Exercise goal
Leave the pictures out and print every record below exactly as it stands.

Exercise material
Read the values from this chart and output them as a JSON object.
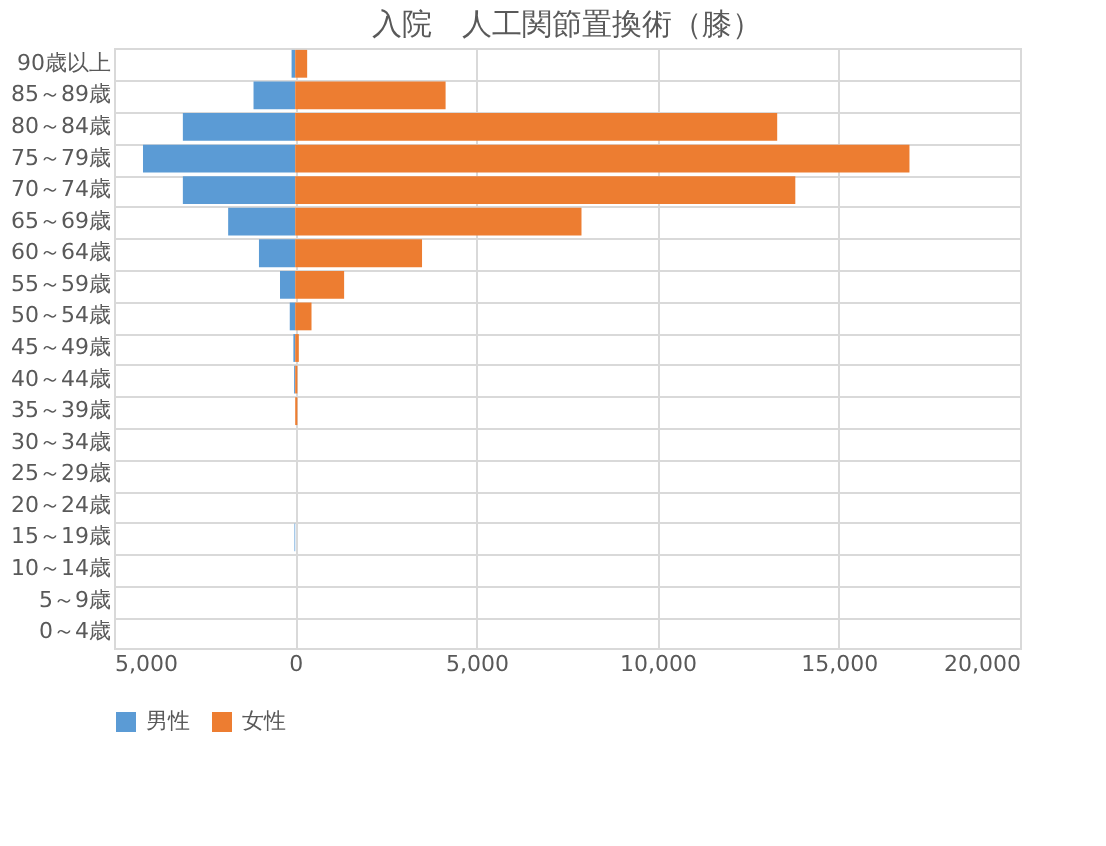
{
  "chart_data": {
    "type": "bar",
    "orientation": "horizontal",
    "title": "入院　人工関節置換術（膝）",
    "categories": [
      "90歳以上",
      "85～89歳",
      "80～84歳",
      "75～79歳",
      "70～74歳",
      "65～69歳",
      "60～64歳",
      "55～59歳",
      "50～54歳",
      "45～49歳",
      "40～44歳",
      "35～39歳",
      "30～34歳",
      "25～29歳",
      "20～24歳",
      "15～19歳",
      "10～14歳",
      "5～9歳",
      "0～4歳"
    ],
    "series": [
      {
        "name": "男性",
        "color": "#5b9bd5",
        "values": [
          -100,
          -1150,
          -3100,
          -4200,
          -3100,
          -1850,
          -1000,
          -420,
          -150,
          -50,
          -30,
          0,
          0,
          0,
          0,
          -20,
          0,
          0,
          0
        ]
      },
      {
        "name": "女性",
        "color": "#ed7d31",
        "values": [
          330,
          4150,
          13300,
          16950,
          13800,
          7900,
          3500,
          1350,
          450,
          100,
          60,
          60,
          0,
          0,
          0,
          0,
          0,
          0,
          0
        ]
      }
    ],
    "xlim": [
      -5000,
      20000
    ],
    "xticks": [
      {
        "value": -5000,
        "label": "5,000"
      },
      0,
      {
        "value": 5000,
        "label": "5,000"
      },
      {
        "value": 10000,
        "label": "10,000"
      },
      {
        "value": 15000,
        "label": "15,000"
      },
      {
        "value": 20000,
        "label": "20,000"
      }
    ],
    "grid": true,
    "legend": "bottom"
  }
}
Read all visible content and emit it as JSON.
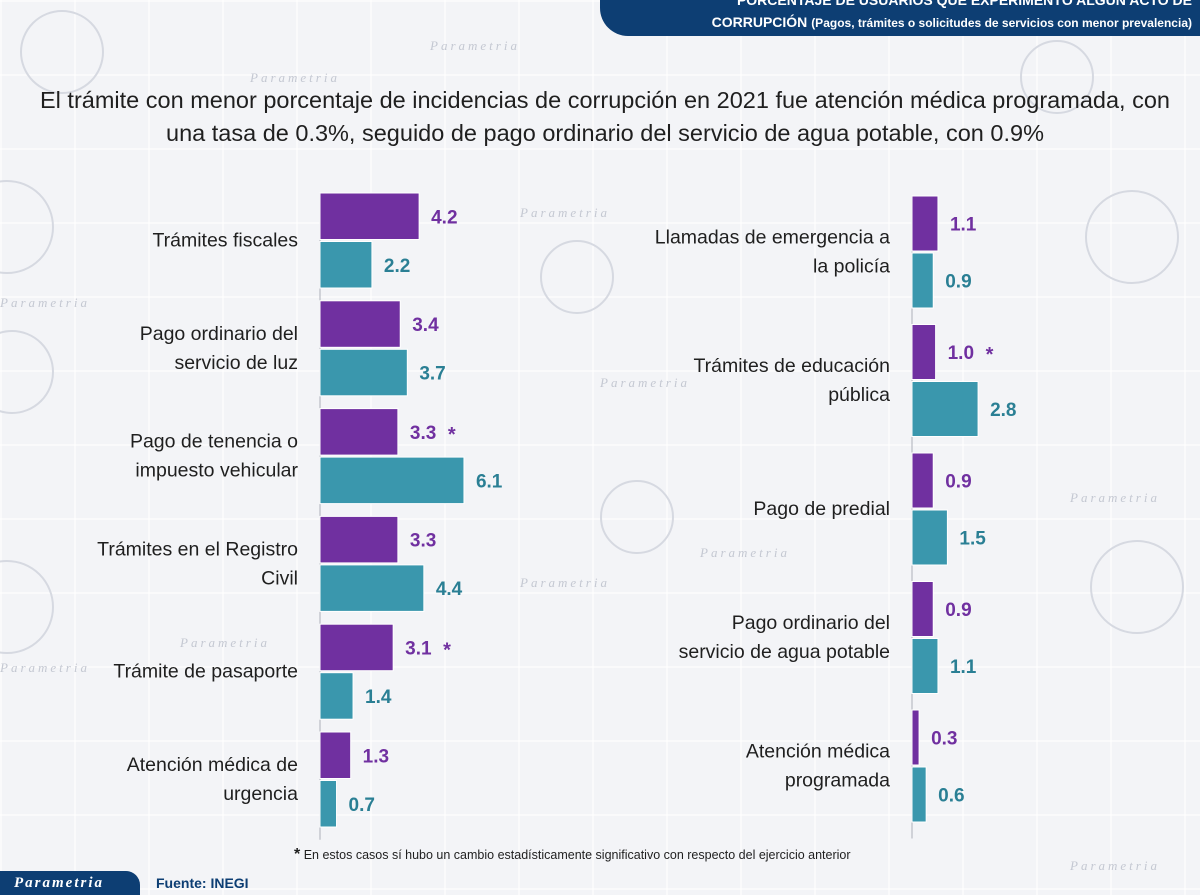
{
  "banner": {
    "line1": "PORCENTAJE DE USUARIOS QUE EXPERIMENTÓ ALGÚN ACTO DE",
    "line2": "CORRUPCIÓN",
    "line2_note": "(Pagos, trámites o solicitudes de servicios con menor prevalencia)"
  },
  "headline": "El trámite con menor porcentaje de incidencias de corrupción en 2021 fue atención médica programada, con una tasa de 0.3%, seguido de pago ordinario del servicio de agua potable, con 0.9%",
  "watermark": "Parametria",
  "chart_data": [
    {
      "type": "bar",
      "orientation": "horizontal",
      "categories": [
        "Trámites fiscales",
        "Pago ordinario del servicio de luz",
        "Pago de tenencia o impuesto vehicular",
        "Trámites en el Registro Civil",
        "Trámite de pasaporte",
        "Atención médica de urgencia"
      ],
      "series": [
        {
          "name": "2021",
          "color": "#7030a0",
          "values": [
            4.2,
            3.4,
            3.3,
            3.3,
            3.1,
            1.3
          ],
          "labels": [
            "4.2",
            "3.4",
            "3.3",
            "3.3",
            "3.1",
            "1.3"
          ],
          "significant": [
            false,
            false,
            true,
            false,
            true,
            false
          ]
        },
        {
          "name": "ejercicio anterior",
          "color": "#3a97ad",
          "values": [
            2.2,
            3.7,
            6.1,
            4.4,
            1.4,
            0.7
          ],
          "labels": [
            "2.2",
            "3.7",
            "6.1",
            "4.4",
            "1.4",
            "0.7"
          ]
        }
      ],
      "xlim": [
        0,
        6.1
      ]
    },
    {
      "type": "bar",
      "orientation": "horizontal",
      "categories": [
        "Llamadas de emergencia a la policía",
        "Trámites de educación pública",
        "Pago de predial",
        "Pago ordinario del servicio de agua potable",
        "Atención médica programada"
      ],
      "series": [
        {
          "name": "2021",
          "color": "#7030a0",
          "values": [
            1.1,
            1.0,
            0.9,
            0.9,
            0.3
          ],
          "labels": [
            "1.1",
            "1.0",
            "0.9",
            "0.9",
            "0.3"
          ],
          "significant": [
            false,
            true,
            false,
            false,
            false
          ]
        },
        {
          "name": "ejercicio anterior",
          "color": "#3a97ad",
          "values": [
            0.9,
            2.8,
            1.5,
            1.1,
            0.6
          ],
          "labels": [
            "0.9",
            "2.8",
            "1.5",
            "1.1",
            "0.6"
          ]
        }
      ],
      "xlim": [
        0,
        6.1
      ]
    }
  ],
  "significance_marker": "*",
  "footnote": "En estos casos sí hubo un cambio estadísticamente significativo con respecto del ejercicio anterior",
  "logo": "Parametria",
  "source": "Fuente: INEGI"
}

Task answer
Read the values from this chart and output them as a JSON object.
{
  "chart_data": {
    "type": "bar",
    "orientation": "horizontal",
    "title": "入院　人工関節置換術（膝）",
    "categories": [
      "90歳以上",
      "85～89歳",
      "80～84歳",
      "75～79歳",
      "70～74歳",
      "65～69歳",
      "60～64歳",
      "55～59歳",
      "50～54歳",
      "45～49歳",
      "40～44歳",
      "35～39歳",
      "30～34歳",
      "25～29歳",
      "20～24歳",
      "15～19歳",
      "10～14歳",
      "5～9歳",
      "0～4歳"
    ],
    "series": [
      {
        "name": "男性",
        "color": "#5b9bd5",
        "values": [
          -100,
          -1150,
          -3100,
          -4200,
          -3100,
          -1850,
          -1000,
          -420,
          -150,
          -50,
          -30,
          0,
          0,
          0,
          0,
          -20,
          0,
          0,
          0
        ]
      },
      {
        "name": "女性",
        "color": "#ed7d31",
        "values": [
          330,
          4150,
          13300,
          16950,
          13800,
          7900,
          3500,
          1350,
          450,
          100,
          60,
          60,
          0,
          0,
          0,
          0,
          0,
          0,
          0
        ]
      }
    ],
    "xlim": [
      -5000,
      20000
    ],
    "xticks": [
      {
        "value": -5000,
        "label": "5,000"
      },
      0,
      {
        "value": 5000,
        "label": "5,000"
      },
      {
        "value": 10000,
        "label": "10,000"
      },
      {
        "value": 15000,
        "label": "15,000"
      },
      {
        "value": 20000,
        "label": "20,000"
      }
    ],
    "grid": true,
    "legend": "bottom"
  }
}
Read all visible content and emit it as JSON.
{
  "banner": {
    "line1": "PORCENTAJE DE USUARIOS QUE EXPERIMENTÓ ALGÚN ACTO DE",
    "line2": "CORRUPCIÓN",
    "line2_note": "(Pagos, trámites o solicitudes de servicios con menor prevalencia)"
  },
  "headline": "El trámite con menor porcentaje de incidencias de corrupción en 2021 fue atención médica programada, con una tasa de 0.3%, seguido de pago ordinario del servicio de agua potable, con 0.9%",
  "watermark": "Parametria",
  "chart_data": [
    {
      "type": "bar",
      "orientation": "horizontal",
      "categories": [
        "Trámites fiscales",
        "Pago ordinario del servicio de luz",
        "Pago de tenencia o impuesto vehicular",
        "Trámites en el Registro Civil",
        "Trámite de pasaporte",
        "Atención médica de urgencia"
      ],
      "series": [
        {
          "name": "2021",
          "color": "#7030a0",
          "values": [
            4.2,
            3.4,
            3.3,
            3.3,
            3.1,
            1.3
          ],
          "labels": [
            "4.2",
            "3.4",
            "3.3",
            "3.3",
            "3.1",
            "1.3"
          ],
          "significant": [
            false,
            false,
            true,
            false,
            true,
            false
          ]
        },
        {
          "name": "ejercicio anterior",
          "color": "#3a97ad",
          "values": [
            2.2,
            3.7,
            6.1,
            4.4,
            1.4,
            0.7
          ],
          "labels": [
            "2.2",
            "3.7",
            "6.1",
            "4.4",
            "1.4",
            "0.7"
          ]
        }
      ],
      "xlim": [
        0,
        6.1
      ]
    },
    {
      "type": "bar",
      "orientation": "horizontal",
      "categories": [
        "Llamadas de emergencia a la policía",
        "Trámites de educación pública",
        "Pago de predial",
        "Pago ordinario del servicio de agua potable",
        "Atención médica programada"
      ],
      "series": [
        {
          "name": "2021",
          "color": "#7030a0",
          "values": [
            1.1,
            1.0,
            0.9,
            0.9,
            0.3
          ],
          "labels": [
            "1.1",
            "1.0",
            "0.9",
            "0.9",
            "0.3"
          ],
          "significant": [
            false,
            true,
            false,
            false,
            false
          ]
        },
        {
          "name": "ejercicio anterior",
          "color": "#3a97ad",
          "values": [
            0.9,
            2.8,
            1.5,
            1.1,
            0.6
          ],
          "labels": [
            "0.9",
            "2.8",
            "1.5",
            "1.1",
            "0.6"
          ]
        }
      ],
      "xlim": [
        0,
        6.1
      ]
    }
  ],
  "significance_marker": "*",
  "footnote": "En estos casos sí hubo un cambio estadísticamente significativo con respecto del ejercicio anterior",
  "logo": "Parametria",
  "source": "Fuente: INEGI"
}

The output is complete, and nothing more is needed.